TASK TO CARRY OUT ▸
In the entries below, count every line with the string "IIIа". State the count and nothing else.

RECORDS SUPPLIED ▸
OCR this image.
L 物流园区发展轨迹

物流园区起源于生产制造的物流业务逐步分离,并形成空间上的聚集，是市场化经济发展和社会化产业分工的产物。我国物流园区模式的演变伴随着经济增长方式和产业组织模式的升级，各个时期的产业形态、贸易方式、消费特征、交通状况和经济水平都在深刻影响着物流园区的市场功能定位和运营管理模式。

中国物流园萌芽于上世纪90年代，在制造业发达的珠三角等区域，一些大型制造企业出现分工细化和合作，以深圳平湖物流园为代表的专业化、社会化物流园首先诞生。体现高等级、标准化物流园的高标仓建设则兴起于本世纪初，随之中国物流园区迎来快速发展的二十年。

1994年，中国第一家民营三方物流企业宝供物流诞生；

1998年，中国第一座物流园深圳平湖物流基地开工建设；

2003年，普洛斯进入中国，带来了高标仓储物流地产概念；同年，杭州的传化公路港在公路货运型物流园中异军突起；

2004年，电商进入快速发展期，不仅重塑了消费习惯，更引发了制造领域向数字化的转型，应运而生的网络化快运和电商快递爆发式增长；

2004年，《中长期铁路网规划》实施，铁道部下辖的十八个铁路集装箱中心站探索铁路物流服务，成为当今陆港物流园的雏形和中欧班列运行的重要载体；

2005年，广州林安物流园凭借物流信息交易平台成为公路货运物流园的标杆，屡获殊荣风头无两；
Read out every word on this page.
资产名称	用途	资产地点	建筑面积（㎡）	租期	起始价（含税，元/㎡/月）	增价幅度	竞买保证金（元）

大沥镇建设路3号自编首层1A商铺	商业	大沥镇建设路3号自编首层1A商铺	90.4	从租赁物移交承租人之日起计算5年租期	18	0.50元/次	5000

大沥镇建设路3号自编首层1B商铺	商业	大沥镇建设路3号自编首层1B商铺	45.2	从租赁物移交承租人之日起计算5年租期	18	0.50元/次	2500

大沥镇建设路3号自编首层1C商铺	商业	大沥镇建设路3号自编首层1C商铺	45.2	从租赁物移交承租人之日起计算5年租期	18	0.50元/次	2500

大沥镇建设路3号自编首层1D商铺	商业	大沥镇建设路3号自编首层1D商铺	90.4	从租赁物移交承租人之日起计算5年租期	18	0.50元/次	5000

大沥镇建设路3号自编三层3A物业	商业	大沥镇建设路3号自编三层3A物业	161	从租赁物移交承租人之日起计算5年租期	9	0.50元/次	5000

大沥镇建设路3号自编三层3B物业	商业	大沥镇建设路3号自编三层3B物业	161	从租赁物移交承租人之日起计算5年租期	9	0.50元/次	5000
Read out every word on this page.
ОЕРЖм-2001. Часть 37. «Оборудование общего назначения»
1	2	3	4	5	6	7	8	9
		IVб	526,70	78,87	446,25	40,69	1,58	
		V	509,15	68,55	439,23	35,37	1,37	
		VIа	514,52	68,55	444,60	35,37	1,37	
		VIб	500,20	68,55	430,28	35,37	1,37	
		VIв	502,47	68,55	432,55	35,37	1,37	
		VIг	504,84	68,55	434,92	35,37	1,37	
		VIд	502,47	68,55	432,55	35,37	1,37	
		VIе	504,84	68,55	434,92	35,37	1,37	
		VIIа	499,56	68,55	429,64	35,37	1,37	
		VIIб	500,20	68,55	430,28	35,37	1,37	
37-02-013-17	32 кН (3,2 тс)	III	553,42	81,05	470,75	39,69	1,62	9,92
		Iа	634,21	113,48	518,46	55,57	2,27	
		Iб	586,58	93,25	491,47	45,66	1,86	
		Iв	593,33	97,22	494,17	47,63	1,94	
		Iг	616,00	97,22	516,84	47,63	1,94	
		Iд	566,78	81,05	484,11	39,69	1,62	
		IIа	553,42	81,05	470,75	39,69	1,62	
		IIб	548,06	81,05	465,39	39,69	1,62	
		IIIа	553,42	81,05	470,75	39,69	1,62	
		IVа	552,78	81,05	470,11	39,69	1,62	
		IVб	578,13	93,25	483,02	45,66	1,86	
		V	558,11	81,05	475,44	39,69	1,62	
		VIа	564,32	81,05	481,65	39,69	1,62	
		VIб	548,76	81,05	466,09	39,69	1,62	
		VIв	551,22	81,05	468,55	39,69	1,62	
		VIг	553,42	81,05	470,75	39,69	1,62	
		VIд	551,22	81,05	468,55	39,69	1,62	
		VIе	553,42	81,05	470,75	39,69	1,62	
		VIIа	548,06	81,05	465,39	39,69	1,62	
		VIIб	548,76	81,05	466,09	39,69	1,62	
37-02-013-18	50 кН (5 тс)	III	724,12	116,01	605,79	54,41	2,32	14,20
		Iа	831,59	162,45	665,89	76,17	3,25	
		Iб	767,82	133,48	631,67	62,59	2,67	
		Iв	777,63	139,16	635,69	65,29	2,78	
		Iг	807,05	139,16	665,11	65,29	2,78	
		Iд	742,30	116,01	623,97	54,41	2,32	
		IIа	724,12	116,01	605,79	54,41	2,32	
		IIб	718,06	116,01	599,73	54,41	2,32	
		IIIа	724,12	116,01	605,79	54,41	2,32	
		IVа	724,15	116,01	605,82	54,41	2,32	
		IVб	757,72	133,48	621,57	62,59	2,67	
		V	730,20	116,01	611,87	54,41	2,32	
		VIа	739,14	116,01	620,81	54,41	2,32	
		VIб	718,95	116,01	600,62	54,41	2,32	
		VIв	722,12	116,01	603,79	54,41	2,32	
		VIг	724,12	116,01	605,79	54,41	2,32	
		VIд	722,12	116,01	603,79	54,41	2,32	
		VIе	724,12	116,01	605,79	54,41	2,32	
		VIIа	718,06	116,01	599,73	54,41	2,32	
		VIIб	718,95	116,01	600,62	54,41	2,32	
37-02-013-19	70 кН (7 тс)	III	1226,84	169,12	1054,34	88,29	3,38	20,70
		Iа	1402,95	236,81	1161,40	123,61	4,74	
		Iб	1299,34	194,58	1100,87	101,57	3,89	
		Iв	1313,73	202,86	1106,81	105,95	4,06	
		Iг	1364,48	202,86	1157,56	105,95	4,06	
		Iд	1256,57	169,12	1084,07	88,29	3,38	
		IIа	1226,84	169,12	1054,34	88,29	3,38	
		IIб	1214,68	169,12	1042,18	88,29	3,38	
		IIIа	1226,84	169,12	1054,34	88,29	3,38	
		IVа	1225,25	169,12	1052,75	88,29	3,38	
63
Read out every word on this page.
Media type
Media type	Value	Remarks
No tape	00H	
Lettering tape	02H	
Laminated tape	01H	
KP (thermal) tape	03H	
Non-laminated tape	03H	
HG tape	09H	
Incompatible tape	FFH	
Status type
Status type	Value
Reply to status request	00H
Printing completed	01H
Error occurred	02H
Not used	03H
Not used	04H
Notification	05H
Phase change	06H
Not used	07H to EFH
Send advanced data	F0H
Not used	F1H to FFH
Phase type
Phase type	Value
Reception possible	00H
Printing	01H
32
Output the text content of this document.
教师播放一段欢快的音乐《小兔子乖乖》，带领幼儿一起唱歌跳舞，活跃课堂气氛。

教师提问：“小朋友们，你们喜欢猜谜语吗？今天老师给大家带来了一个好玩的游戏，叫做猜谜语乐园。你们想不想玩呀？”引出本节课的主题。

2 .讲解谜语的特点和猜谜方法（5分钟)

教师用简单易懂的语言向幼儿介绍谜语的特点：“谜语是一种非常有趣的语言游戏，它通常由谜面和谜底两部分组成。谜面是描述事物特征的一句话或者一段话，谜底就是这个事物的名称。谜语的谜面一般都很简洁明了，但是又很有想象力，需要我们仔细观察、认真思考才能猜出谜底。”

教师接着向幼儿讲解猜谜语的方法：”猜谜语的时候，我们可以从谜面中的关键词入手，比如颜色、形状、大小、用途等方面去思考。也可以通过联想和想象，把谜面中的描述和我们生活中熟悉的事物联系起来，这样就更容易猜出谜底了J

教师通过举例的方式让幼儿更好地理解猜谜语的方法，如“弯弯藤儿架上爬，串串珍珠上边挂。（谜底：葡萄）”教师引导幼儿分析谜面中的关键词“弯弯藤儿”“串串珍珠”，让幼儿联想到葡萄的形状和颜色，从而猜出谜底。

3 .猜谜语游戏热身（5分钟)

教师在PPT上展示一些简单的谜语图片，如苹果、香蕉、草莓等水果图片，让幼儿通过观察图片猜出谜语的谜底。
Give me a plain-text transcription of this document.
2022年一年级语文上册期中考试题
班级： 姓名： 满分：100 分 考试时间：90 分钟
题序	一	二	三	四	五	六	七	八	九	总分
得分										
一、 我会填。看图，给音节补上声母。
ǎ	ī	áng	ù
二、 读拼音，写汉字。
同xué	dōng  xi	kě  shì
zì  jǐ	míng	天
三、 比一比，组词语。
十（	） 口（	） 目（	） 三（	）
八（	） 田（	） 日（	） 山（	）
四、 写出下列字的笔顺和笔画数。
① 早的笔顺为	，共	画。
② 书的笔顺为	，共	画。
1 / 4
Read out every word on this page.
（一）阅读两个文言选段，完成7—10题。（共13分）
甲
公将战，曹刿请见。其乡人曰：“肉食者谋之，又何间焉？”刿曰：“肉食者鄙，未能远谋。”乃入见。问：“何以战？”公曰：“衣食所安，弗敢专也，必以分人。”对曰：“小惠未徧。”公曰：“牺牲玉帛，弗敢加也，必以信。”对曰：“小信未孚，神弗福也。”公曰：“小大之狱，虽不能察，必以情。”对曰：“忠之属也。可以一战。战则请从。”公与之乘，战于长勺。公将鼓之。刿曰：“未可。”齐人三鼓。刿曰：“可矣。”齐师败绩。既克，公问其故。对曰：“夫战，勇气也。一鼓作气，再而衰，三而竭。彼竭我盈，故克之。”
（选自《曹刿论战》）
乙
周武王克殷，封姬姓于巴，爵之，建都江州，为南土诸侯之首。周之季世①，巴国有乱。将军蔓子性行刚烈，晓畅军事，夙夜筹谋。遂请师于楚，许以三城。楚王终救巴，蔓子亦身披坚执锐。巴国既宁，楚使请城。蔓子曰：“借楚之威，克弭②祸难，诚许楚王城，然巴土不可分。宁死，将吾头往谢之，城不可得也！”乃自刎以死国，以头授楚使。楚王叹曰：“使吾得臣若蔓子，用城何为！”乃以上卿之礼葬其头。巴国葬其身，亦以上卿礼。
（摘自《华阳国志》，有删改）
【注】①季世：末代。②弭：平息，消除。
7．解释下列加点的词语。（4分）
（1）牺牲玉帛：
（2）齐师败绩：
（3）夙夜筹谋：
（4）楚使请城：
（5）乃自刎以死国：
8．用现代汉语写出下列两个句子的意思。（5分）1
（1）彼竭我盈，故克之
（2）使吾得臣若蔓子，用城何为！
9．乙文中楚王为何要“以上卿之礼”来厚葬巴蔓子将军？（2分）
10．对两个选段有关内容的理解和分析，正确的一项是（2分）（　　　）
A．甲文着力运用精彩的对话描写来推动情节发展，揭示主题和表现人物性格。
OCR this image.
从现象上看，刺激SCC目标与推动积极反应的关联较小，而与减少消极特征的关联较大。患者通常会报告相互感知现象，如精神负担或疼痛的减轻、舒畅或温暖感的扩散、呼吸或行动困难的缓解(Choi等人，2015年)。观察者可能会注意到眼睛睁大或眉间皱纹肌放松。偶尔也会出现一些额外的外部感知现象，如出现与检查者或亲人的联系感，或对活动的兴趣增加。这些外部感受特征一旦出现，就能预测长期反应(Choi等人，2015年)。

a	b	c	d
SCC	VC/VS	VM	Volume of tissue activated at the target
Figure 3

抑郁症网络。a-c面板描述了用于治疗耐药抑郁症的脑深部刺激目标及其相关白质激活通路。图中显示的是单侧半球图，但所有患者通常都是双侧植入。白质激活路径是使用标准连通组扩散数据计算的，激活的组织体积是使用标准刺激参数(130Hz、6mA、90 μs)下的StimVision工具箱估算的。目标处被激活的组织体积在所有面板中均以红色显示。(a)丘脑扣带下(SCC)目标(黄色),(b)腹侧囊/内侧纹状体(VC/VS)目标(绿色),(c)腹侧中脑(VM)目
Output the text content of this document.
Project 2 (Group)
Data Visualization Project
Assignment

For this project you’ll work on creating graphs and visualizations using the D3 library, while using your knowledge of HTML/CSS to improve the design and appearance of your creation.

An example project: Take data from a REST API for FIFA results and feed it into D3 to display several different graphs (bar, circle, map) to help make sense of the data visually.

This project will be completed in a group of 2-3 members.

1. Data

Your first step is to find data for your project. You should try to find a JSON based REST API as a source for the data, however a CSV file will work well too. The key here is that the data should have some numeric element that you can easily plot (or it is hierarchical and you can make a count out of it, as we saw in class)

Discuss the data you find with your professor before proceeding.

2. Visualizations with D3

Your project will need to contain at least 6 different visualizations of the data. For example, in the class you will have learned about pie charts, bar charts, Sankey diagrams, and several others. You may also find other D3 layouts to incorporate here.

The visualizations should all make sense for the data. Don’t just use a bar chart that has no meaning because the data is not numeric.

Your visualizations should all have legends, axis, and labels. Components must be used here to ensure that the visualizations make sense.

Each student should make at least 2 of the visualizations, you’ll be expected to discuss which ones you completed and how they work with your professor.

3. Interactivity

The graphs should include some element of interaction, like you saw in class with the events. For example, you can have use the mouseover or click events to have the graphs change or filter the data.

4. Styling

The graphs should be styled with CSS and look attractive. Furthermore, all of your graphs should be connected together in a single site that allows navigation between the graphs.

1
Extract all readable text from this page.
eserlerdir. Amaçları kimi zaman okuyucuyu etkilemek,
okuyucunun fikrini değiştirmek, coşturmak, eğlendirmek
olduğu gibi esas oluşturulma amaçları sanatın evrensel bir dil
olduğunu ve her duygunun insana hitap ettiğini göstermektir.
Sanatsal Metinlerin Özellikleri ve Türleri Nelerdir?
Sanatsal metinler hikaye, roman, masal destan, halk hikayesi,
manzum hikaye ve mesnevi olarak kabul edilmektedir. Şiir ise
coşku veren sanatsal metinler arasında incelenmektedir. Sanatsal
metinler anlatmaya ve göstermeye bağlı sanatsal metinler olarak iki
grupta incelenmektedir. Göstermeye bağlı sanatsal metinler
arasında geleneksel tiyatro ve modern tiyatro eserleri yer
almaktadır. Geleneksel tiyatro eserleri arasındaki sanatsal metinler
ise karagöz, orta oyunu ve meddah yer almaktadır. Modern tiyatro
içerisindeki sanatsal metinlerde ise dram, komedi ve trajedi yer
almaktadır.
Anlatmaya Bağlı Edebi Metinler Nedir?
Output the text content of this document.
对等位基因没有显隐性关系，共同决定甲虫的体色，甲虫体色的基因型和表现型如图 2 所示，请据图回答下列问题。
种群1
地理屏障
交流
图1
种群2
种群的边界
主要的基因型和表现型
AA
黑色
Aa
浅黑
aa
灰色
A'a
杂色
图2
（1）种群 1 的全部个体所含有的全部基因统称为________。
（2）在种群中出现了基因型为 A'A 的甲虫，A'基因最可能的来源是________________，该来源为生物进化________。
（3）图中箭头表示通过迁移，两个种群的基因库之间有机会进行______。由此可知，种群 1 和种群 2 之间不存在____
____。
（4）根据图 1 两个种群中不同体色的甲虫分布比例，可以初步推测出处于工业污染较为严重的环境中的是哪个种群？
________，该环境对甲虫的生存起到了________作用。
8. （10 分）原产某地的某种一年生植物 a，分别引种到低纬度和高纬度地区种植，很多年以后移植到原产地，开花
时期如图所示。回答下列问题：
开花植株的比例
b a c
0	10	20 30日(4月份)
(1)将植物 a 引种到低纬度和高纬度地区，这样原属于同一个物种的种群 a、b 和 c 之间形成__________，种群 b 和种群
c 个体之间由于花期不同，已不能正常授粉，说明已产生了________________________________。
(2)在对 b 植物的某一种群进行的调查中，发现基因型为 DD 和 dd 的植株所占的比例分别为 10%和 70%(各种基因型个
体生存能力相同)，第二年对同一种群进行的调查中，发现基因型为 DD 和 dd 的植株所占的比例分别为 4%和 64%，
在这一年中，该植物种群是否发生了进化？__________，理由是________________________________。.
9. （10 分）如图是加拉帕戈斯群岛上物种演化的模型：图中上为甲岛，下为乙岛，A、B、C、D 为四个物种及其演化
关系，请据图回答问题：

RIGHT ANSWER ▸
3